Goal → Look below. Copy each line that has "Photometric" in it.

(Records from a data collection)
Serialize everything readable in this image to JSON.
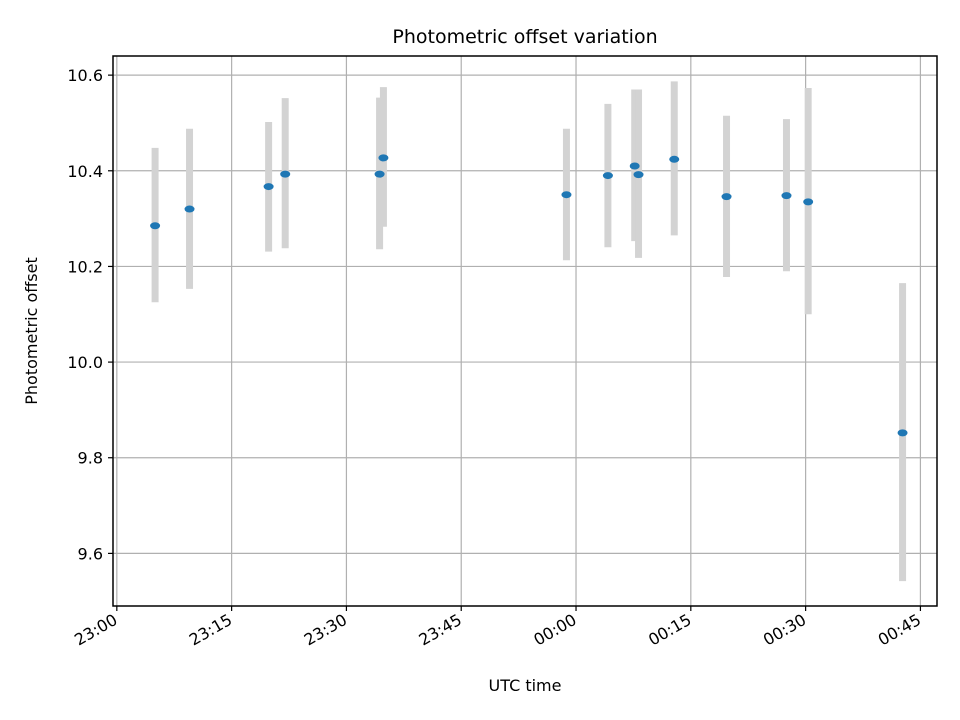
{
  "chart_data": {
    "type": "scatter",
    "title": "Photometric offset variation",
    "xlabel": "UTC time",
    "ylabel": "Photometric offset",
    "x_tick_labels": [
      "23:00",
      "23:15",
      "23:30",
      "23:45",
      "00:00",
      "00:15",
      "00:30",
      "00:45"
    ],
    "y_tick_labels": [
      "9.6",
      "9.8",
      "10.0",
      "10.2",
      "10.4",
      "10.6"
    ],
    "xlim": [
      "22:59:30",
      "00:47:10"
    ],
    "ylim": [
      9.49,
      10.64
    ],
    "grid": true,
    "colors": {
      "point": "#1f77b4",
      "errorbar": "#d3d3d3",
      "grid": "#b0b0b0",
      "axes": "#000000"
    },
    "points": [
      {
        "time": "23:05:00",
        "value": 10.285,
        "low": 10.125,
        "high": 10.448
      },
      {
        "time": "23:09:30",
        "value": 10.32,
        "low": 10.153,
        "high": 10.488
      },
      {
        "time": "23:19:50",
        "value": 10.367,
        "low": 10.231,
        "high": 10.502
      },
      {
        "time": "23:22:00",
        "value": 10.393,
        "low": 10.238,
        "high": 10.552
      },
      {
        "time": "23:34:20",
        "value": 10.393,
        "low": 10.236,
        "high": 10.553
      },
      {
        "time": "23:34:50",
        "value": 10.427,
        "low": 10.283,
        "high": 10.575
      },
      {
        "time": "23:58:45",
        "value": 10.35,
        "low": 10.213,
        "high": 10.488
      },
      {
        "time": "00:04:10",
        "value": 10.39,
        "low": 10.24,
        "high": 10.54
      },
      {
        "time": "00:07:40",
        "value": 10.41,
        "low": 10.253,
        "high": 10.57
      },
      {
        "time": "00:08:10",
        "value": 10.392,
        "low": 10.218,
        "high": 10.57
      },
      {
        "time": "00:12:50",
        "value": 10.424,
        "low": 10.265,
        "high": 10.587
      },
      {
        "time": "00:19:40",
        "value": 10.346,
        "low": 10.178,
        "high": 10.515
      },
      {
        "time": "00:27:30",
        "value": 10.348,
        "low": 10.19,
        "high": 10.508
      },
      {
        "time": "00:30:20",
        "value": 10.335,
        "low": 10.1,
        "high": 10.573
      },
      {
        "time": "00:42:40",
        "value": 9.852,
        "low": 9.542,
        "high": 10.165
      }
    ]
  }
}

Final result →
    "title": "Photometric offset variation",
    "ylabel": "Photometric offset",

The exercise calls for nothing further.